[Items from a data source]

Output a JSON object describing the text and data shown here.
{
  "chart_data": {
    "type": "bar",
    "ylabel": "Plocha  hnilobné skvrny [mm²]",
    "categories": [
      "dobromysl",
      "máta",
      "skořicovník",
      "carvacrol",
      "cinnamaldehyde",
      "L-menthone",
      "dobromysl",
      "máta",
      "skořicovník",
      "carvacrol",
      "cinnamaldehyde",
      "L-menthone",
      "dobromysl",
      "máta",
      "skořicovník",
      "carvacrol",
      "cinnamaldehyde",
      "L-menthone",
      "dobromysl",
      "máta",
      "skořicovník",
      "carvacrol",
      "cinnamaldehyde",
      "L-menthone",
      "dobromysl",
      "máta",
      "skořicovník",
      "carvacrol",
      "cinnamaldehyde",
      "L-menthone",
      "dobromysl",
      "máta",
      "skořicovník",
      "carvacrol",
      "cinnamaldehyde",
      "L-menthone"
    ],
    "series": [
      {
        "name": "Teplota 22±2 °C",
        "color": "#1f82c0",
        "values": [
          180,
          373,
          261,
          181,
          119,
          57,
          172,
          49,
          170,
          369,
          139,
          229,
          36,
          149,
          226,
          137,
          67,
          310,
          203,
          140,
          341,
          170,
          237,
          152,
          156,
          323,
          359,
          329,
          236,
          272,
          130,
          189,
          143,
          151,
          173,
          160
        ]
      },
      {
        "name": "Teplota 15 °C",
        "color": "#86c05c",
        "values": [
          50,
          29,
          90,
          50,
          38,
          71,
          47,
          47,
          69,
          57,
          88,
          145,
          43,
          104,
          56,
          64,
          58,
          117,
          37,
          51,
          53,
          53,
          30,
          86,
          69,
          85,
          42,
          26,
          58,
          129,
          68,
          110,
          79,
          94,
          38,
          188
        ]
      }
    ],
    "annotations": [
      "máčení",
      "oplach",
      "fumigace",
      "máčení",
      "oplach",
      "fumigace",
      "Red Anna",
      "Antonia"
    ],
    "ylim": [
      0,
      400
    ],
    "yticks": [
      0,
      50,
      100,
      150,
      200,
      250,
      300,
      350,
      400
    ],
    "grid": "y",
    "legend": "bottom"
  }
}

**DIRECTIVE**: Make an exact copy of the listing, including every line.

**OUTPUT FOR THIS TASK**:
Output a JSON object describing the text and data shown here.
{
  "chart_data": {
    "type": "bar",
    "ylabel": "Plocha  hnilobné skvrny [mm²]",
    "categories": [
      "dobromysl",
      "máta",
      "skořicovník",
      "carvacrol",
      "cinnamaldehyde",
      "L-menthone",
      "dobromysl",
      "máta",
      "skořicovník",
      "carvacrol",
      "cinnamaldehyde",
      "L-menthone",
      "dobromysl",
      "máta",
      "skořicovník",
      "carvacrol",
      "cinnamaldehyde",
      "L-menthone",
      "dobromysl",
      "máta",
      "skořicovník",
      "carvacrol",
      "cinnamaldehyde",
      "L-menthone",
      "dobromysl",
      "máta",
      "skořicovník",
      "carvacrol",
      "cinnamaldehyde",
      "L-menthone",
      "dobromysl",
      "máta",
      "skořicovník",
      "carvacrol",
      "cinnamaldehyde",
      "L-menthone"
    ],
    "series": [
      {
        "name": "Teplota 22±2 °C",
        "color": "#1f82c0",
        "values": [
          180,
          373,
          261,
          181,
          119,
          57,
          172,
          49,
          170,
          369,
          139,
          229,
          36,
          149,
          226,
          137,
          67,
          310,
          203,
          140,
          341,
          170,
          237,
          152,
          156,
          323,
          359,
          329,
          236,
          272,
          130,
          189,
          143,
          151,
          173,
          160
        ]
      },
      {
        "name": "Teplota 15 °C",
        "color": "#86c05c",
        "values": [
          50,
          29,
          90,
          50,
          38,
          71,
          47,
          47,
          69,
          57,
          88,
          145,
          43,
          104,
          56,
          64,
          58,
          117,
          37,
          51,
          53,
          53,
          30,
          86,
          69,
          85,
          42,
          26,
          58,
          129,
          68,
          110,
          79,
          94,
          38,
          188
        ]
      }
    ],
    "annotations": [
      "máčení",
      "oplach",
      "fumigace",
      "máčení",
      "oplach",
      "fumigace",
      "Red Anna",
      "Antonia"
    ],
    "ylim": [
      0,
      400
    ],
    "yticks": [
      0,
      50,
      100,
      150,
      200,
      250,
      300,
      350,
      400
    ],
    "grid": "y",
    "legend": "bottom"
  }
}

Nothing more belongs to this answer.